··· Recorded data ···
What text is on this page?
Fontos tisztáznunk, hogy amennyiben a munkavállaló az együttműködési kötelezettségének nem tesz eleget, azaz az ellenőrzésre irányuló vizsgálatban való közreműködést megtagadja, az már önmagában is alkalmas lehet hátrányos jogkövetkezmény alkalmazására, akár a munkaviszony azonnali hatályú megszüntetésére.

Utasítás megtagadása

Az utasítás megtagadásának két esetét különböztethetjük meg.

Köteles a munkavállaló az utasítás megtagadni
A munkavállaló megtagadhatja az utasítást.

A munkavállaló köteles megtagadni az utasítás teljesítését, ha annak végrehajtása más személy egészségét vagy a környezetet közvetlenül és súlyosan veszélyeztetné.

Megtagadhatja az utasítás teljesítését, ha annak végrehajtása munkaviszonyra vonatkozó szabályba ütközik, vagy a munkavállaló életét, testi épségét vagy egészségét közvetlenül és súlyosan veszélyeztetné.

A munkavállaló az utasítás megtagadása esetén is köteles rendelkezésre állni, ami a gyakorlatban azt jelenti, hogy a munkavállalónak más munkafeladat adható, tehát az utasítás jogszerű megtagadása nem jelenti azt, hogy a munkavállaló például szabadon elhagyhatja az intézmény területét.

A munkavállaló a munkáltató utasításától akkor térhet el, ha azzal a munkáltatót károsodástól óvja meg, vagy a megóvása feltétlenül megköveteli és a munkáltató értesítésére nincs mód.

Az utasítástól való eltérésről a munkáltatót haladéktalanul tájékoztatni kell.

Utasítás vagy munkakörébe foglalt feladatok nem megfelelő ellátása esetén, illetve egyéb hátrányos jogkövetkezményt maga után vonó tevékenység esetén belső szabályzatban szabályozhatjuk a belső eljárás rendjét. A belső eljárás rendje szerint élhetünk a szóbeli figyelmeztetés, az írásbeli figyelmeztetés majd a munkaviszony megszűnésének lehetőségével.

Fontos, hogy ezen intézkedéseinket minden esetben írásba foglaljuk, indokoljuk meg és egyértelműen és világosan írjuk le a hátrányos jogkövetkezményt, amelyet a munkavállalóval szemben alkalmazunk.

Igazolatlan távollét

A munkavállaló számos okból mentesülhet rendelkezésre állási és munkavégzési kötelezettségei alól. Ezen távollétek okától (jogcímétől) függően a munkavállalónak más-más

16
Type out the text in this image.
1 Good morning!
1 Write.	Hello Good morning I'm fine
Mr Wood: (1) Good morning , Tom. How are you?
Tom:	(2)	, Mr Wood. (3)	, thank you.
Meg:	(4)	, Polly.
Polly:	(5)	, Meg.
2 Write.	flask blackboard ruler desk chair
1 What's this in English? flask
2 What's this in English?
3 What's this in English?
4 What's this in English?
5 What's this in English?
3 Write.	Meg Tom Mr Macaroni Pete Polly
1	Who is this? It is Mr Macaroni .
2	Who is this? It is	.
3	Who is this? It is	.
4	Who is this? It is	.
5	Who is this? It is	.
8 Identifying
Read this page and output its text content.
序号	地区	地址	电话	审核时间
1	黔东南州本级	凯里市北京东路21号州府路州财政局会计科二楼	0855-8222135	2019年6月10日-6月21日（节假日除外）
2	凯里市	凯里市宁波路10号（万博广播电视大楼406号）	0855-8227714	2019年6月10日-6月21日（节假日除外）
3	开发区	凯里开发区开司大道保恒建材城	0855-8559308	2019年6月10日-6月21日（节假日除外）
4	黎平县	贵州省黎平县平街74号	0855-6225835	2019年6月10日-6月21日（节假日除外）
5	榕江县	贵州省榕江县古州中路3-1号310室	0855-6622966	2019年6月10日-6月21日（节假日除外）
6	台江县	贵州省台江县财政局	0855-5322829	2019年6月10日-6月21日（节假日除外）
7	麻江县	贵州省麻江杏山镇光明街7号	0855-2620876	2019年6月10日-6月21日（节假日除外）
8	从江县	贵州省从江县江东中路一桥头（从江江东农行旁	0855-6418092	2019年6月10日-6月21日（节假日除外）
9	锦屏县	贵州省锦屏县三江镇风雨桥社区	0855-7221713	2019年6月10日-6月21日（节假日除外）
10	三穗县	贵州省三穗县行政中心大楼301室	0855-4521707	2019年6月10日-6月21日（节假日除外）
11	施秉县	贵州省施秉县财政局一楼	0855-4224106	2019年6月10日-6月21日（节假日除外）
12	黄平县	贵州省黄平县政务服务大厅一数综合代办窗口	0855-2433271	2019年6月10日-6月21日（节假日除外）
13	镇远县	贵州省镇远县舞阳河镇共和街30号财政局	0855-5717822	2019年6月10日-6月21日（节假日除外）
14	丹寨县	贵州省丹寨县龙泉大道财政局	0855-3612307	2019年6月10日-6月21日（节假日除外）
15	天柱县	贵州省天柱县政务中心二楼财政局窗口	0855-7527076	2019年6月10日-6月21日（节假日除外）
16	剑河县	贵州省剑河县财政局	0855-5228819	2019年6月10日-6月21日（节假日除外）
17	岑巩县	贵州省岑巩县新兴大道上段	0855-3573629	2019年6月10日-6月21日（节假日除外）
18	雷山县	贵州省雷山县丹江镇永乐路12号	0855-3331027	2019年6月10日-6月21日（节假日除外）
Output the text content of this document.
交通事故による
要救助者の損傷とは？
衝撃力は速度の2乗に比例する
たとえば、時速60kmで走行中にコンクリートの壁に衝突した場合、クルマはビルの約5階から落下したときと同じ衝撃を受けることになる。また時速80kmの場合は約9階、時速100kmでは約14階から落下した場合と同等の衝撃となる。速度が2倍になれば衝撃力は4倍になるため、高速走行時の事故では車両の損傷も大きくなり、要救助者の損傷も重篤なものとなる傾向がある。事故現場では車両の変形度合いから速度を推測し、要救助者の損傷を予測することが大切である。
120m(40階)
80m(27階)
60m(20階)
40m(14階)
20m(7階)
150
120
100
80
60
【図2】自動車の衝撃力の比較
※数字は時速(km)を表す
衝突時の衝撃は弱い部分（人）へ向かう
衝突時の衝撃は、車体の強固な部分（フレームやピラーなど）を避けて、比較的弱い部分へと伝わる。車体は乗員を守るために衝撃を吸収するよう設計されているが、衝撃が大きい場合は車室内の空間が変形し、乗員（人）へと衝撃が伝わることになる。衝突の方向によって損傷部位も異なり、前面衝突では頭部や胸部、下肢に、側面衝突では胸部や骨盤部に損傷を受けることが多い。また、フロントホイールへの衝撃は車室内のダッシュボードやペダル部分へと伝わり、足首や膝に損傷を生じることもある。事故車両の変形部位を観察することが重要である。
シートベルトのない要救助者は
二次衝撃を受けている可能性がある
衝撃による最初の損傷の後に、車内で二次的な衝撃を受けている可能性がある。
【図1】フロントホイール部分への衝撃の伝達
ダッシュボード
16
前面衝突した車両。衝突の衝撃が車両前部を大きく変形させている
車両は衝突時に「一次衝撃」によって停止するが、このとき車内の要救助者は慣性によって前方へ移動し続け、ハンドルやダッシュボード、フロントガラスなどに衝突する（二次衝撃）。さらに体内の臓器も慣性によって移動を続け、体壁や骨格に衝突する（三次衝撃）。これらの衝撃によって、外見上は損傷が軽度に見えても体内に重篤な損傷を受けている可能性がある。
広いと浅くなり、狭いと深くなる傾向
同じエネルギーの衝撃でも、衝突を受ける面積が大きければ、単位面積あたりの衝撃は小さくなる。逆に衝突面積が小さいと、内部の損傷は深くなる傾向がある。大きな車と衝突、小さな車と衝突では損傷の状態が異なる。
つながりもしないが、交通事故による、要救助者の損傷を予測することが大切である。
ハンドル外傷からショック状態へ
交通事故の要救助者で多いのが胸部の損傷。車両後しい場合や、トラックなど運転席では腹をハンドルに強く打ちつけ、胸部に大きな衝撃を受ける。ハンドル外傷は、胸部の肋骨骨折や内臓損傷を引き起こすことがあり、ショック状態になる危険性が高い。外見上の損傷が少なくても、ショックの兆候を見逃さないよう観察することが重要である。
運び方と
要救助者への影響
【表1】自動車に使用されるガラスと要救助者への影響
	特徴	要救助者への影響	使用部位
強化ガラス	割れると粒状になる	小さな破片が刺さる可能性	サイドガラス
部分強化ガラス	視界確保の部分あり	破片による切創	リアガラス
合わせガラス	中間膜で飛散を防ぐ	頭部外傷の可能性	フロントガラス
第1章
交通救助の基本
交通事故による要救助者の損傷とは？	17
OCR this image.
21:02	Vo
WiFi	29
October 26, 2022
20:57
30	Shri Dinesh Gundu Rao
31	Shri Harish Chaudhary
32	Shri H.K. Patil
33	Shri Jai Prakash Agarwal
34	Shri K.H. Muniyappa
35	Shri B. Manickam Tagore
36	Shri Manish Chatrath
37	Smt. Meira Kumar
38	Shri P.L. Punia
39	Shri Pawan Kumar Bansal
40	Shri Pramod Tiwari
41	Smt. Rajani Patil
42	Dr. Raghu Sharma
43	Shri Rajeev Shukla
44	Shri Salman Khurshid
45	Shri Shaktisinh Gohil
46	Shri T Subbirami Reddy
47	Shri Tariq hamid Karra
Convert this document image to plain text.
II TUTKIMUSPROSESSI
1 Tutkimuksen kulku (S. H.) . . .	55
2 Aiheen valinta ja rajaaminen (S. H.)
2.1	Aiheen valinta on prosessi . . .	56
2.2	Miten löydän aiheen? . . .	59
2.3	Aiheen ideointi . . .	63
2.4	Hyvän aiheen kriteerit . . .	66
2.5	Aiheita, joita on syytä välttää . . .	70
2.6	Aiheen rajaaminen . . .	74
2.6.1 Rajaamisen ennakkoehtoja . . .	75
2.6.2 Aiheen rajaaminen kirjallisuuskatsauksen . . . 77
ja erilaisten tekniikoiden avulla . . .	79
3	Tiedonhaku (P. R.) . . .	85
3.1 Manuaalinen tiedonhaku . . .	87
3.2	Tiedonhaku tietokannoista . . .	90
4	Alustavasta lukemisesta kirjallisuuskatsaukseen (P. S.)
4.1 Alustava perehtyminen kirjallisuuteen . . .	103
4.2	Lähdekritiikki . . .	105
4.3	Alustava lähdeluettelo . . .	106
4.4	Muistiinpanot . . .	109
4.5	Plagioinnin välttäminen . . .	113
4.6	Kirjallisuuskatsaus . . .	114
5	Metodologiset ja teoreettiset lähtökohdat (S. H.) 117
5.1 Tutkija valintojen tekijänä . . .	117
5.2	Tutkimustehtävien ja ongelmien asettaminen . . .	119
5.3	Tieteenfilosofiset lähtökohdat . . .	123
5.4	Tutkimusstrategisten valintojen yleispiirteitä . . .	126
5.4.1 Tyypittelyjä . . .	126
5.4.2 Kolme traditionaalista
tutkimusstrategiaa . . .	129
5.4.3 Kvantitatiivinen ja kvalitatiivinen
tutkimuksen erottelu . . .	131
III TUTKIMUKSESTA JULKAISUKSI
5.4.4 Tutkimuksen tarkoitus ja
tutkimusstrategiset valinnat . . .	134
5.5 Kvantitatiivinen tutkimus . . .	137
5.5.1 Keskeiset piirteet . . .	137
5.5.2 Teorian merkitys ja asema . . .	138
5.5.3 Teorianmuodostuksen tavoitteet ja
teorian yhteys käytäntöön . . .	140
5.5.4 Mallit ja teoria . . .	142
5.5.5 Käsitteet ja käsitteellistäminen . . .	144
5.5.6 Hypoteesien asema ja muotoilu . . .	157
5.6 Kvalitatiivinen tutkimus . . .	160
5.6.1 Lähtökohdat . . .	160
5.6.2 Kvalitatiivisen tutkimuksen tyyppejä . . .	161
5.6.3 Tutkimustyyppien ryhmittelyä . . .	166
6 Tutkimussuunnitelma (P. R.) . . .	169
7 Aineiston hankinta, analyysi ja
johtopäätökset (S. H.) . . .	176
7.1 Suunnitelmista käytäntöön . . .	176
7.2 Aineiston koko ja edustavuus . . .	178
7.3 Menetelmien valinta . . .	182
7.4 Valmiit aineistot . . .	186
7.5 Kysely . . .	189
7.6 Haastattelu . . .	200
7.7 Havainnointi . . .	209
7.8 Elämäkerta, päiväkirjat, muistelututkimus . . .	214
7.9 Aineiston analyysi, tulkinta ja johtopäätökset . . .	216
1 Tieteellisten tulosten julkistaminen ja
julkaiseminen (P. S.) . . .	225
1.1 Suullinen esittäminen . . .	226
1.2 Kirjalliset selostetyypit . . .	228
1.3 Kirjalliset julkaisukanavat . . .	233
···
### Exercise task
Respond with the number of lines containing "image" and no additional words.

### Answer below
3